▶ Article:
###

Scaling ArangoDB to gigabytes per second on Mesosphere’s DCOS

In this blog post, we explain how an ArangoDB cluster (ArangoDB on Github) with 640 virtual CPUs can sustain a write load of 1.1 million JSON documents per second, which amounts to approximately 1GB of data per second. It takes a single short command and a few minutes to deploy this system, running on 80 nodes, using the Mesosphere Datacenter Operating System (DCOS).

Introduction

This blog post is an abridged version of our whitepaper, which contains all the results and details of the setup. The purpose of this work is to show that an ArangoDB cluster scales out well when used as a distributed document (JSON) store. It complements the benchmark series here, which looked into the performance of a single instance of ArangoDB as a multi-model database, comparing it with pure document stores, graph databases and other multi-model solutions.

“Scaling out well” means two things: (1) linear growth of performance and (2) ease of deployment and operational convenience. We achieve the latter by being the first and, so far, only operational database that is fully certified for the Mesosphere DCOS.

We would like to put the experiments at hand into a slightly broader context. In the age of polyglot persistence, software architects carefully devise their microservice-based designs around different data models like key/value, documents or graphs, considering the different scalability capabilities. With ArangoDB’s native multi-model approach, they can deploy a tailor-made cluster, or single-instance, of ArangoDB for each microservice.

###

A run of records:
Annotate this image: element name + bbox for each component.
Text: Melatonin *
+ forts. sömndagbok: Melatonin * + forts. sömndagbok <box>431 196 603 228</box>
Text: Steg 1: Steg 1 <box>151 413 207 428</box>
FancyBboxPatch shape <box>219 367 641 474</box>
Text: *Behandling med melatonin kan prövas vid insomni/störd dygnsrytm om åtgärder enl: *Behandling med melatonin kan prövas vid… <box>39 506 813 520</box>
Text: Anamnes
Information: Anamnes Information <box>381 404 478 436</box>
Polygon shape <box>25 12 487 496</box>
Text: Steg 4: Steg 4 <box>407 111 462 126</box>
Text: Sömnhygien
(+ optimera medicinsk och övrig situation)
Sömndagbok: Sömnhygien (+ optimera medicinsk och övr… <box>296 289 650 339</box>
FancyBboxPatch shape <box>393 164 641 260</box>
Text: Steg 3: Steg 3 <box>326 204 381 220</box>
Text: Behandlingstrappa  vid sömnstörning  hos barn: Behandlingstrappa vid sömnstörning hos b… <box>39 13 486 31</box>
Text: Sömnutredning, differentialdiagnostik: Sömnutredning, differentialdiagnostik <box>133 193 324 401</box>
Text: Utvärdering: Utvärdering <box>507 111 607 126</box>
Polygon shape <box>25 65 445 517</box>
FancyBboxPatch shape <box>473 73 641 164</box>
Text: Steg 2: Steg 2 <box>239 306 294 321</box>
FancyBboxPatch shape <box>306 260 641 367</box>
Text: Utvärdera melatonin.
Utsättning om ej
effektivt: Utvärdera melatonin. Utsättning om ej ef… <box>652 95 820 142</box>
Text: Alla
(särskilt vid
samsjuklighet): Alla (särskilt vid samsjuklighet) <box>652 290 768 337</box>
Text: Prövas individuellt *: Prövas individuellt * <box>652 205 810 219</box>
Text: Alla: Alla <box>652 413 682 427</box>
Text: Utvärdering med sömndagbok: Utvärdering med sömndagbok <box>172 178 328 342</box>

###

▶ Problems and tasks:
1) Name every data model that the ArangoDB post gives as an example of what software architects design their microservices around.
2) Write a continuation of the ArangoDB post, picking up after its final sentence.
This material has no connection to the ArangoDB post.

▶ The responses:
1) Key/value, documents, graphs

2)
In this context, it is important to emphasize that the multi-model idea does not imply a monolithic design! To the contrary, some services might require a large document-store cluster, while others might employ a single-server graph database with asynchronous replicas and a load balancer for reads. Even services using a mixture of data models are easily possible.

The multi-model approach avoids the additional operational complexity of using and deploying multiple different data stores in a single project. One can use a single uniform query language across all instances and data models, and has the additional option to combine multiple data models within a single service.

We have published all test code at https://github.com/ArangoDB/1...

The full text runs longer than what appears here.